Short exercise:
Copy the items below character for character, from the first line down to and including the line that contains "x-tick-label: 13:00 xyxy=(167,352,180,358)".
+ + + + + + +
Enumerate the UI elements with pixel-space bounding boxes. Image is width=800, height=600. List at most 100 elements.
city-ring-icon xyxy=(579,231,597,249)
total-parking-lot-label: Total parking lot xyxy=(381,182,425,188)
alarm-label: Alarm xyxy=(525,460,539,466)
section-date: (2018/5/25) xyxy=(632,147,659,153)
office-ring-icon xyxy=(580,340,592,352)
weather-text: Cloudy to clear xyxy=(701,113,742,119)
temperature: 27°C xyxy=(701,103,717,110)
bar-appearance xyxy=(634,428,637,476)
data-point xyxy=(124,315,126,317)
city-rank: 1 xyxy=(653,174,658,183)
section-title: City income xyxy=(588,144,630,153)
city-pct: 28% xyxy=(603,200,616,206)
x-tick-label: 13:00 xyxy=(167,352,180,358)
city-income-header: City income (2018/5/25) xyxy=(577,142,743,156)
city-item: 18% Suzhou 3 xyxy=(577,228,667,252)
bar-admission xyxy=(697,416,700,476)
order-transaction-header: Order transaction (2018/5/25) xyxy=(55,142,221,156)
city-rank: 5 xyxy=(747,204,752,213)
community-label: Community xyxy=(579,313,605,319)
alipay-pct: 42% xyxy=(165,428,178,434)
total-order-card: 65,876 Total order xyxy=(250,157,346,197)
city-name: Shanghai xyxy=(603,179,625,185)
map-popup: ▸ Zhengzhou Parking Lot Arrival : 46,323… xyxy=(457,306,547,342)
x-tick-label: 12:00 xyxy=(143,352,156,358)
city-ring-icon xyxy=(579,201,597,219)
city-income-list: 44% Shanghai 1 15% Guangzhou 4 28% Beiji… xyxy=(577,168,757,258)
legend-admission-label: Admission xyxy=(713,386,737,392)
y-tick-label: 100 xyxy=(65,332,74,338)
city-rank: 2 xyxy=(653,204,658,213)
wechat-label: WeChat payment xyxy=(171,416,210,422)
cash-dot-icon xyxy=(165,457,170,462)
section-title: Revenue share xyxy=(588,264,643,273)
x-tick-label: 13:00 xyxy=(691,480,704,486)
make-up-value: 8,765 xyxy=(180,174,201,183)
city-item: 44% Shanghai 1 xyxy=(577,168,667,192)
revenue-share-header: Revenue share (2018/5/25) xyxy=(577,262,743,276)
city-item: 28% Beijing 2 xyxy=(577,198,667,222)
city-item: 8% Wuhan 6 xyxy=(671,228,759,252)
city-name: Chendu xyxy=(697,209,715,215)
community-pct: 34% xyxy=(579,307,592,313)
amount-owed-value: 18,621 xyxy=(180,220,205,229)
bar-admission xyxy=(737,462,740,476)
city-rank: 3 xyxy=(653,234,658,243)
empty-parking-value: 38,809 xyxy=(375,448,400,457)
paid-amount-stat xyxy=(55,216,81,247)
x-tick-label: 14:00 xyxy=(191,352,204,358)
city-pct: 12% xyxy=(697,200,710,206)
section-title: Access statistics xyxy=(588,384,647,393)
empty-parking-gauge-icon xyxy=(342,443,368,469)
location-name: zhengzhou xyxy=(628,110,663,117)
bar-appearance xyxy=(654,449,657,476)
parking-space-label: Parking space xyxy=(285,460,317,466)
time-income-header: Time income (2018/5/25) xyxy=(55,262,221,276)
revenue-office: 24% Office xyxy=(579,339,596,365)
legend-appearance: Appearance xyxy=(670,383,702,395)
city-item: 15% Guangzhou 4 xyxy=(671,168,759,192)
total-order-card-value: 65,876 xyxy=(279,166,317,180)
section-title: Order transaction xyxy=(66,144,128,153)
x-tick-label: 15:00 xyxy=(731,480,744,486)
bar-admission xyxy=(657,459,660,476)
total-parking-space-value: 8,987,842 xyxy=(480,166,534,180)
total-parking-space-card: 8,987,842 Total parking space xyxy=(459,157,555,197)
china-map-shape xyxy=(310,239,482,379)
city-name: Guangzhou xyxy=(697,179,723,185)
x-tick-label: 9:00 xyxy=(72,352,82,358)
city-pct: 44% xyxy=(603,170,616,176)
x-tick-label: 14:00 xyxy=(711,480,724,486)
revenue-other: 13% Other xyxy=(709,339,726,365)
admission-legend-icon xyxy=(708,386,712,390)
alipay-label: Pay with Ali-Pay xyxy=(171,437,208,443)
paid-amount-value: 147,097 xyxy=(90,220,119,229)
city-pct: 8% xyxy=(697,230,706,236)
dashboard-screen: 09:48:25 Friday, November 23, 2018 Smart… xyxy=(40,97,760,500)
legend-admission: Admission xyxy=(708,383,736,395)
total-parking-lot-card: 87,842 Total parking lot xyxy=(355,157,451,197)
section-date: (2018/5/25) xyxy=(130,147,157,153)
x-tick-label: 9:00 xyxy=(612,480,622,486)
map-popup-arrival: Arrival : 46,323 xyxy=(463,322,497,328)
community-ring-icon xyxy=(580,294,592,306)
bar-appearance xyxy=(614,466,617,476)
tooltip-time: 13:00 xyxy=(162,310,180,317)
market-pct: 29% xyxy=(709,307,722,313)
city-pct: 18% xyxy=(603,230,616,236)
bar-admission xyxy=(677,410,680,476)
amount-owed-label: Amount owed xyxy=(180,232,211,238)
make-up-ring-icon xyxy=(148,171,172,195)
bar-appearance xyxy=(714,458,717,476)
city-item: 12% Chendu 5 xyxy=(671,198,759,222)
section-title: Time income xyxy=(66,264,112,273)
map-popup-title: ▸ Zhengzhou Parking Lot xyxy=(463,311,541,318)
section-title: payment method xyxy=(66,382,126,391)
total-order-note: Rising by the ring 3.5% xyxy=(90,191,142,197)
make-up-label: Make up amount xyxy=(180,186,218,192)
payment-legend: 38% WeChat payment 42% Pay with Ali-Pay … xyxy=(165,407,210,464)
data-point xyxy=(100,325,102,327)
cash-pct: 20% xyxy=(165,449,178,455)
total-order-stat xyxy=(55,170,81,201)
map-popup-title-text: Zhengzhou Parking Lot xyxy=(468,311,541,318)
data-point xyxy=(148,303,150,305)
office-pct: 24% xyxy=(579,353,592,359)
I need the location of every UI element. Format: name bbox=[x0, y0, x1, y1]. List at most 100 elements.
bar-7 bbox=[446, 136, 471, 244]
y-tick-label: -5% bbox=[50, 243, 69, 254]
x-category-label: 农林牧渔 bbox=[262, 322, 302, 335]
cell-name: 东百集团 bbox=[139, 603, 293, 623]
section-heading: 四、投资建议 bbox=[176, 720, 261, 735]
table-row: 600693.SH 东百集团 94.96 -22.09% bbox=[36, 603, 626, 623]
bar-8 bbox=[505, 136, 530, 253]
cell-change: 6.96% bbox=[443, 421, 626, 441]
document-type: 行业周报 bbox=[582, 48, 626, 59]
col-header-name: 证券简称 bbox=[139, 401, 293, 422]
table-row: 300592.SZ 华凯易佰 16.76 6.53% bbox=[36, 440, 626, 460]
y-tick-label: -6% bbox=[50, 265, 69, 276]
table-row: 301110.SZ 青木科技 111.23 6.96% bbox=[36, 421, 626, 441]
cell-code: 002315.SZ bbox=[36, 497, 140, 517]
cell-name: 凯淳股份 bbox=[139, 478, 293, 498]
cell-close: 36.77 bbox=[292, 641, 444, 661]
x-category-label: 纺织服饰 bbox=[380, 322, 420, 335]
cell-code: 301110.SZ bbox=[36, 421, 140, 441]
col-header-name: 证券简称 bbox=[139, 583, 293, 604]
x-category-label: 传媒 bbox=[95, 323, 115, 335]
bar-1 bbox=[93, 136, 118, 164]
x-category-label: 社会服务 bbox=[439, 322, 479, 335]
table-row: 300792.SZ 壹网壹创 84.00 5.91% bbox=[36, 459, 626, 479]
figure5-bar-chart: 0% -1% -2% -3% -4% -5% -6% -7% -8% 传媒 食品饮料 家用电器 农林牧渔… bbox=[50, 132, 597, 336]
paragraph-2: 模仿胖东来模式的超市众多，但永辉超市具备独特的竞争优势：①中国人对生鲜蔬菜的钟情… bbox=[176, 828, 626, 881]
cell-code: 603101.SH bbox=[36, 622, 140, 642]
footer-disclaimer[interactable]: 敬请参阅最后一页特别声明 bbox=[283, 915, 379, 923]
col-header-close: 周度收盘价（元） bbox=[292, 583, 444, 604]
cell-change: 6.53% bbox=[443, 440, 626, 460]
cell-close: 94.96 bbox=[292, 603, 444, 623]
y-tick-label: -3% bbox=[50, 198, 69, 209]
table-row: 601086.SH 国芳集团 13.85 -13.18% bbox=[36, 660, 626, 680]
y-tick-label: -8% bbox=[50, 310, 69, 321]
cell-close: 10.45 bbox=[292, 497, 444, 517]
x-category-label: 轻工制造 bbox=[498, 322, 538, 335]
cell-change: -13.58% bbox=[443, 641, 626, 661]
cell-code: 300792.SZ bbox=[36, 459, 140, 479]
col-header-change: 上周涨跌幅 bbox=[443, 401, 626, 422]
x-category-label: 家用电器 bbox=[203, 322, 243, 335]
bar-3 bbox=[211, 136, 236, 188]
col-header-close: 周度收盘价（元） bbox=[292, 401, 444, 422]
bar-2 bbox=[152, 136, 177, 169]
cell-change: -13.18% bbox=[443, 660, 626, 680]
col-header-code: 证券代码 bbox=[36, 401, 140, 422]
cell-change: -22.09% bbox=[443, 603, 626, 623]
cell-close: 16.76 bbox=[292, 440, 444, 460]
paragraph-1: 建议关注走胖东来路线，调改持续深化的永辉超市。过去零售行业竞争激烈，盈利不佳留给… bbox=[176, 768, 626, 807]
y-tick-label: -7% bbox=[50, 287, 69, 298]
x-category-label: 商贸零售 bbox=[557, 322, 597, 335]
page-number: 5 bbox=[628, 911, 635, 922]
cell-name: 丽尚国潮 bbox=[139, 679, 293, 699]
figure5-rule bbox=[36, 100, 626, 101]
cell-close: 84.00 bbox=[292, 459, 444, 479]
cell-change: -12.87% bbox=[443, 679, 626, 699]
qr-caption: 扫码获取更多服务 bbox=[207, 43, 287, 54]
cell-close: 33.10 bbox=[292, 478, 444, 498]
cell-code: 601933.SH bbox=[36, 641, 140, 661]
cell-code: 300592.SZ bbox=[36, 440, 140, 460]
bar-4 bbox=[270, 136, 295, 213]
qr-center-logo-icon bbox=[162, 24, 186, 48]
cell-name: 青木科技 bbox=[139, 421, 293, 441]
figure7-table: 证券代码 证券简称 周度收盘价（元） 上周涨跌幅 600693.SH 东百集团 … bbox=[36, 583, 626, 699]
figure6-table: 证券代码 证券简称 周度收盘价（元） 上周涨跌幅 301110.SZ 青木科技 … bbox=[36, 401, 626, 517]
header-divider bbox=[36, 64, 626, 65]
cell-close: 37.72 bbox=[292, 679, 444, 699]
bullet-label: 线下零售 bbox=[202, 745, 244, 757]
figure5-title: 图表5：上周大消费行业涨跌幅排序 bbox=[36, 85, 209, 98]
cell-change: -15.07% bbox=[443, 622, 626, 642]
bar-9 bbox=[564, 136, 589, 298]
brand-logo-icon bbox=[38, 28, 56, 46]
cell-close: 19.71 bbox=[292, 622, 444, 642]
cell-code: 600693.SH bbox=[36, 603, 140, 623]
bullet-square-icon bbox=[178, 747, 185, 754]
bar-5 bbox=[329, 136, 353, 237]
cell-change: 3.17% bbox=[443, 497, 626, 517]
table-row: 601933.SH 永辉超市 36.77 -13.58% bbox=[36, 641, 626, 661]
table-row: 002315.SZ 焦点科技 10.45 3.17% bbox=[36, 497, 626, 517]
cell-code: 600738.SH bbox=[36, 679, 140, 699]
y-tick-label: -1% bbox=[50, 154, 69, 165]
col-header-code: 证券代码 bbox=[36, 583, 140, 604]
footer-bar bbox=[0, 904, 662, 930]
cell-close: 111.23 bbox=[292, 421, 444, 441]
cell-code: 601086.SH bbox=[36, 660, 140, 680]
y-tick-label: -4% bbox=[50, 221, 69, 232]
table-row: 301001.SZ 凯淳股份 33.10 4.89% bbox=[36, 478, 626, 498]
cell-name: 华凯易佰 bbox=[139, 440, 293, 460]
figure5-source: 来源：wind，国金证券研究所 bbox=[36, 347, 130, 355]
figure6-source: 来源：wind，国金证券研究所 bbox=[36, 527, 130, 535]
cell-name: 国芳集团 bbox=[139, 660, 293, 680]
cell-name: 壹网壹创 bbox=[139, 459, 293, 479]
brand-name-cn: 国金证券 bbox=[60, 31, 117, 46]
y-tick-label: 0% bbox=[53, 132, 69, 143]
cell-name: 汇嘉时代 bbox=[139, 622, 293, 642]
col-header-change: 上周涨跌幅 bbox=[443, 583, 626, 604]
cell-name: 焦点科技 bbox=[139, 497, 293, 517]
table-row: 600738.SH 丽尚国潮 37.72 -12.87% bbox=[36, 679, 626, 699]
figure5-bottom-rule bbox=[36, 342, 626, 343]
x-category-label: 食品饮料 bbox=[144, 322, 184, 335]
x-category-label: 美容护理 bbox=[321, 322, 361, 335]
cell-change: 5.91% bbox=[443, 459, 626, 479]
+ + + + + + +
The result:
Enumerate the UI elements with pixel-space bounding boxes. Image is width=800, height=600. List at most 100 elements.
city-ring-icon xyxy=(579,231,597,249)
total-parking-lot-label: Total parking lot xyxy=(381,182,425,188)
alarm-label: Alarm xyxy=(525,460,539,466)
section-date: (2018/5/25) xyxy=(632,147,659,153)
office-ring-icon xyxy=(580,340,592,352)
weather-text: Cloudy to clear xyxy=(701,113,742,119)
temperature: 27°C xyxy=(701,103,717,110)
bar-appearance xyxy=(634,428,637,476)
data-point xyxy=(124,315,126,317)
city-rank: 1 xyxy=(653,174,658,183)
section-title: City income xyxy=(588,144,630,153)
city-pct: 28% xyxy=(603,200,616,206)
x-tick-label: 13:00 xyxy=(167,352,180,358)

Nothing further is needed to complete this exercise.